[Data items]

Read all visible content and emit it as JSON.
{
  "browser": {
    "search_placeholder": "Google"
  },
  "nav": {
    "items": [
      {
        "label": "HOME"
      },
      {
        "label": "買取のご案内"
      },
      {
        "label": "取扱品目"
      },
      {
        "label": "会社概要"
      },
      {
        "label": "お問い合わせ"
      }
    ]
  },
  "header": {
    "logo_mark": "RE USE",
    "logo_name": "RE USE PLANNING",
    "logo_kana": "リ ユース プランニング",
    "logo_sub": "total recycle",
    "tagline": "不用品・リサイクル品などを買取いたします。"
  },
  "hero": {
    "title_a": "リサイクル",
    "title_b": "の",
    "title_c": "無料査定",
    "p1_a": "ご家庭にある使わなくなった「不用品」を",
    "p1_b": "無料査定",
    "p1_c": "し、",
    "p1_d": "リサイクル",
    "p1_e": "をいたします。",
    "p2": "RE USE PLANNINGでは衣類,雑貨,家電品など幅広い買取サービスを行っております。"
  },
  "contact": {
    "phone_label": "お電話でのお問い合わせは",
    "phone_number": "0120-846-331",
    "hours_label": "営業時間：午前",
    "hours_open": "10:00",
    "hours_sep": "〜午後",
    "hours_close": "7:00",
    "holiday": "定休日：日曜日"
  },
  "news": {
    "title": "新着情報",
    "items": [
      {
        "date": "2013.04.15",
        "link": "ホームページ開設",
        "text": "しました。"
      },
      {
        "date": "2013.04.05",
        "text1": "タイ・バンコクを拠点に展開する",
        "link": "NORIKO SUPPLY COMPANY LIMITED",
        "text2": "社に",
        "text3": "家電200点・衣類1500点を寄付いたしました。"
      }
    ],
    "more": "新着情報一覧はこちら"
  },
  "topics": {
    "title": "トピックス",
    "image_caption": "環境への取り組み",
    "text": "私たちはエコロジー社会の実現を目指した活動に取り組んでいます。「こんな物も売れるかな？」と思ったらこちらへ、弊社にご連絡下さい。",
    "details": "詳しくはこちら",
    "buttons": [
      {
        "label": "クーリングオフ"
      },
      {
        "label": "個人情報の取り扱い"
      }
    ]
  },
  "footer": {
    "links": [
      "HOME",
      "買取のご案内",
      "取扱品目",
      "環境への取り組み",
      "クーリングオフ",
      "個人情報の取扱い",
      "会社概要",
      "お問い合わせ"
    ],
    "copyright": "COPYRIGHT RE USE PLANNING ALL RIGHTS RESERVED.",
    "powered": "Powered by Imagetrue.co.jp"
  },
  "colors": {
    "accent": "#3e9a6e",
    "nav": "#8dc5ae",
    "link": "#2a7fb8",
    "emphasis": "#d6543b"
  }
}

■ **Work to complete**
Copy all of the data. Keep every word exactly as it is.

■ **Result**
Read all visible content and emit it as JSON.
{
  "browser": {
    "search_placeholder": "Google"
  },
  "nav": {
    "items": [
      {
        "label": "HOME"
      },
      {
        "label": "買取のご案内"
      },
      {
        "label": "取扱品目"
      },
      {
        "label": "会社概要"
      },
      {
        "label": "お問い合わせ"
      }
    ]
  },
  "header": {
    "logo_mark": "RE USE",
    "logo_name": "RE USE PLANNING",
    "logo_kana": "リ ユース プランニング",
    "logo_sub": "total recycle",
    "tagline": "不用品・リサイクル品などを買取いたします。"
  },
  "hero": {
    "title_a": "リサイクル",
    "title_b": "の",
    "title_c": "無料査定",
    "p1_a": "ご家庭にある使わなくなった「不用品」を",
    "p1_b": "無料査定",
    "p1_c": "し、",
    "p1_d": "リサイクル",
    "p1_e": "をいたします。",
    "p2": "RE USE PLANNINGでは衣類,雑貨,家電品など幅広い買取サービスを行っております。"
  },
  "contact": {
    "phone_label": "お電話でのお問い合わせは",
    "phone_number": "0120-846-331",
    "hours_label": "営業時間：午前",
    "hours_open": "10:00",
    "hours_sep": "〜午後",
    "hours_close": "7:00",
    "holiday": "定休日：日曜日"
  },
  "news": {
    "title": "新着情報",
    "items": [
      {
        "date": "2013.04.15",
        "link": "ホームページ開設",
        "text": "しました。"
      },
      {
        "date": "2013.04.05",
        "text1": "タイ・バンコクを拠点に展開する",
        "link": "NORIKO SUPPLY COMPANY LIMITED",
        "text2": "社に",
        "text3": "家電200点・衣類1500点を寄付いたしました。"
      }
    ],
    "more": "新着情報一覧はこちら"
  },
  "topics": {
    "title": "トピックス",
    "image_caption": "環境への取り組み",
    "text": "私たちはエコロジー社会の実現を目指した活動に取り組んでいます。「こんな物も売れるかな？」と思ったらこちらへ、弊社にご連絡下さい。",
    "details": "詳しくはこちら",
    "buttons": [
      {
        "label": "クーリングオフ"
      },
      {
        "label": "個人情報の取り扱い"
      }
    ]
  },
  "footer": {
    "links": [
      "HOME",
      "買取のご案内",
      "取扱品目",
      "環境への取り組み",
      "クーリングオフ",
      "個人情報の取扱い",
      "会社概要",
      "お問い合わせ"
    ],
    "copyright": "COPYRIGHT RE USE PLANNING ALL RIGHTS RESERVED.",
    "powered": "Powered by Imagetrue.co.jp"
  },
  "colors": {
    "accent": "#3e9a6e",
    "nav": "#8dc5ae",
    "link": "#2a7fb8",
    "emphasis": "#d6543b"
  }
}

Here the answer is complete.